_WHAT YOU NEED TO DO_: Please work out how many lines in the material contain "this" and give only that figure.

_DATA TO USE_:
'''

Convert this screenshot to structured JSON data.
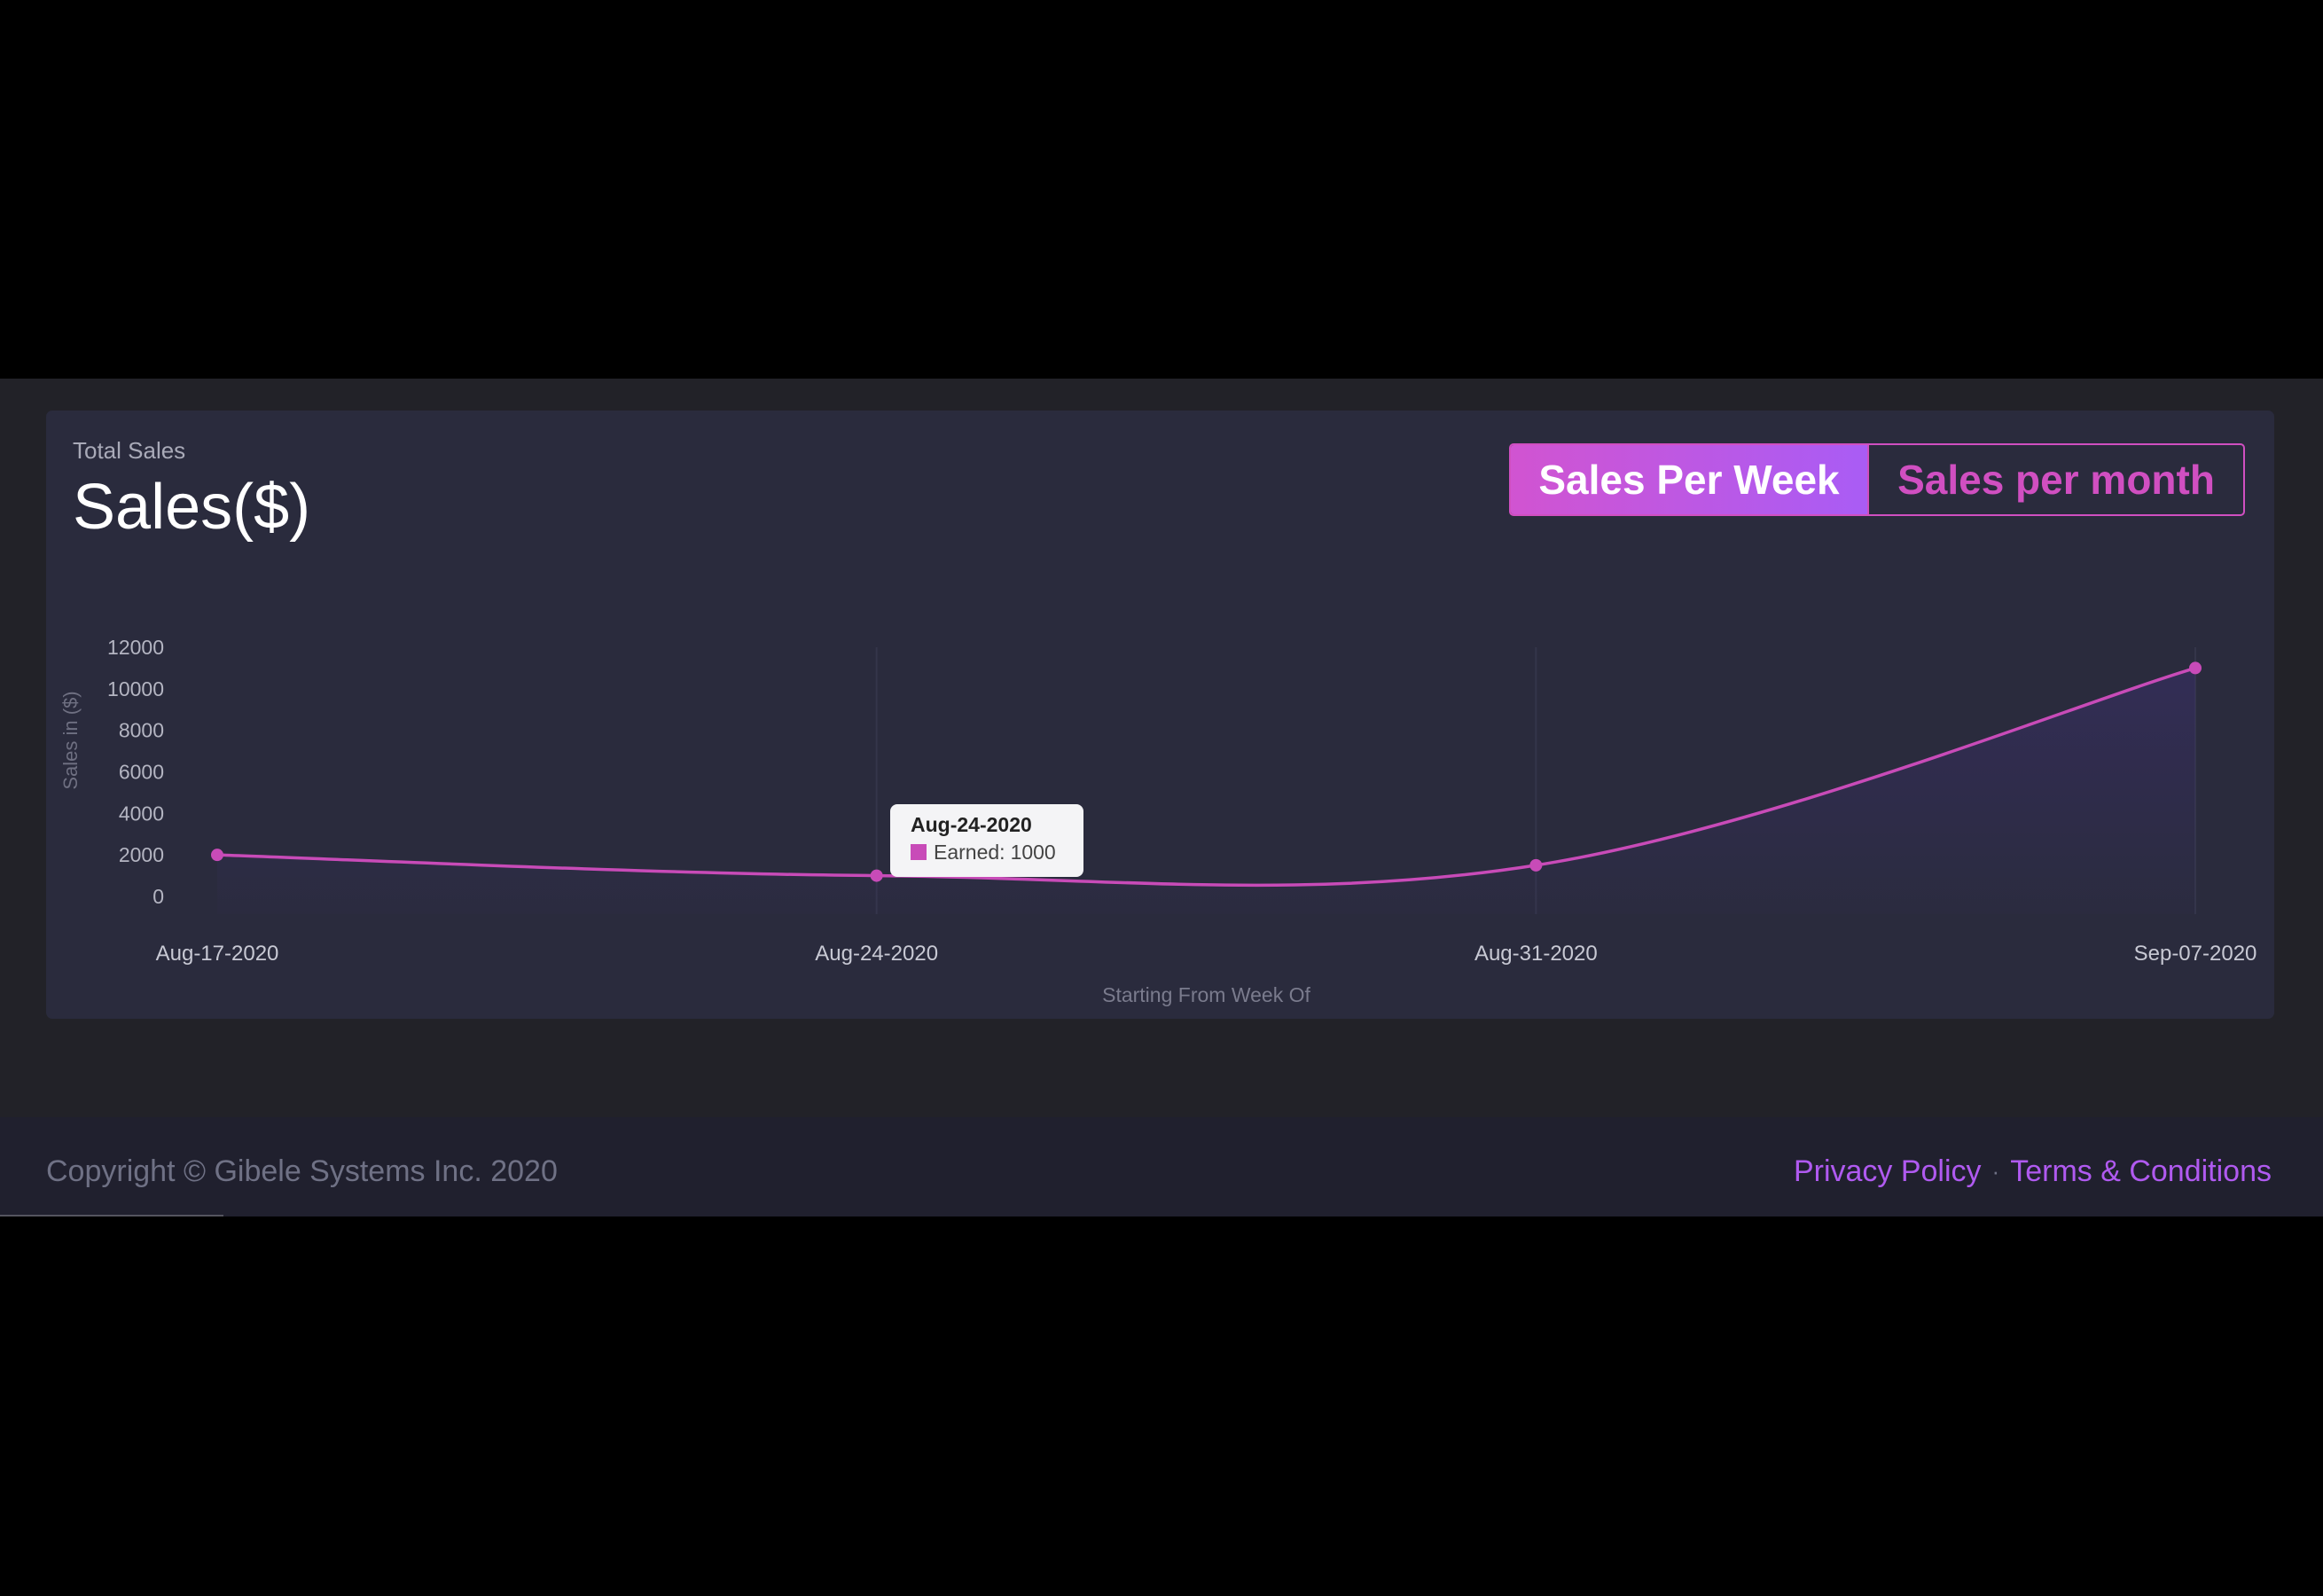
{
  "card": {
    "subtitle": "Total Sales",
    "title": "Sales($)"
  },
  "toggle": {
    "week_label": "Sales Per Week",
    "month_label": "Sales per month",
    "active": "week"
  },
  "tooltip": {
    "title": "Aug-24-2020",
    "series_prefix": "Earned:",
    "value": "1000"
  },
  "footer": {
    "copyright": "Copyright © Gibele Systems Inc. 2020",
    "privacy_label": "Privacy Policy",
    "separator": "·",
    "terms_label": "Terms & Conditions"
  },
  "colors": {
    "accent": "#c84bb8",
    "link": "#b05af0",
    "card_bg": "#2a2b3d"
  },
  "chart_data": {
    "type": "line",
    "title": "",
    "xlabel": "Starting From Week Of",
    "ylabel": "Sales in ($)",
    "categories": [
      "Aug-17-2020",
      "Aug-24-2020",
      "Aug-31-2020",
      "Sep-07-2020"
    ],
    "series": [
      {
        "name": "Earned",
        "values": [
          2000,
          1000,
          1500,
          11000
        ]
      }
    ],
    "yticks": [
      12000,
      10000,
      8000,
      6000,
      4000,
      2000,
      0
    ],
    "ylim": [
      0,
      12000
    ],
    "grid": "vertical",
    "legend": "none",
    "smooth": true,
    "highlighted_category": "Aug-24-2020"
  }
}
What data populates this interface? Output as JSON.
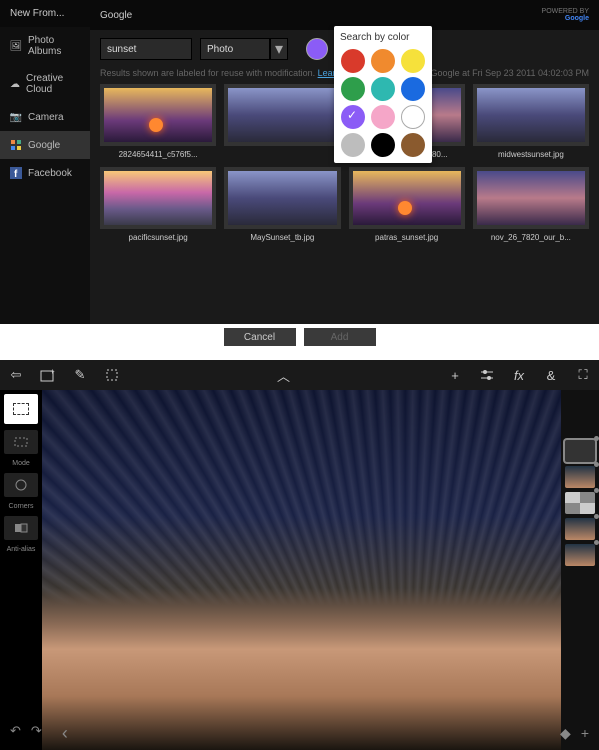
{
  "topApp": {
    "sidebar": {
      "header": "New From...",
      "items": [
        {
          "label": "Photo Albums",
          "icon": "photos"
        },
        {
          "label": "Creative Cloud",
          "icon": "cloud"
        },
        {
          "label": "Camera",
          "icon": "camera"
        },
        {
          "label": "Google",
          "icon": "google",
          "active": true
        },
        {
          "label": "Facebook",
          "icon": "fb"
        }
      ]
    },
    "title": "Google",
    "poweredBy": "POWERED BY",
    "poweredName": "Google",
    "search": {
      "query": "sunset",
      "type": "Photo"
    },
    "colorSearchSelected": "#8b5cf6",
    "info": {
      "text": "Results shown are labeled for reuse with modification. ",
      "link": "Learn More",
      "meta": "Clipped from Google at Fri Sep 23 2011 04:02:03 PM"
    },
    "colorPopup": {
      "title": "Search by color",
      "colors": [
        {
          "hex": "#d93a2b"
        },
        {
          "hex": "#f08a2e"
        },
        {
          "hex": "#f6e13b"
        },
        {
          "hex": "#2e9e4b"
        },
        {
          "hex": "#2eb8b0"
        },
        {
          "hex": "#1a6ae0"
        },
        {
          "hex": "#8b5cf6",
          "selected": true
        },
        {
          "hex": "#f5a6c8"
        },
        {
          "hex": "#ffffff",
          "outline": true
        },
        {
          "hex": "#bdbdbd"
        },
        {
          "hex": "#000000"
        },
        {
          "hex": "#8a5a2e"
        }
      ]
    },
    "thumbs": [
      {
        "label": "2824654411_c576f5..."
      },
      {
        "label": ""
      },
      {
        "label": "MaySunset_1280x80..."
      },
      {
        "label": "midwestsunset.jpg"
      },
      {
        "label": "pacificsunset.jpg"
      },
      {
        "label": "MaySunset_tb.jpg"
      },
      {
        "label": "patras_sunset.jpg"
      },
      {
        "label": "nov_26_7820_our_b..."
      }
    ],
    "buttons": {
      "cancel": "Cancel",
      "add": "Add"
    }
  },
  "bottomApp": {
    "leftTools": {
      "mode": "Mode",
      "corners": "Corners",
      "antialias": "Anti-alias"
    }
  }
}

'''

_SOLUTION TO THE PROBLEM_: 2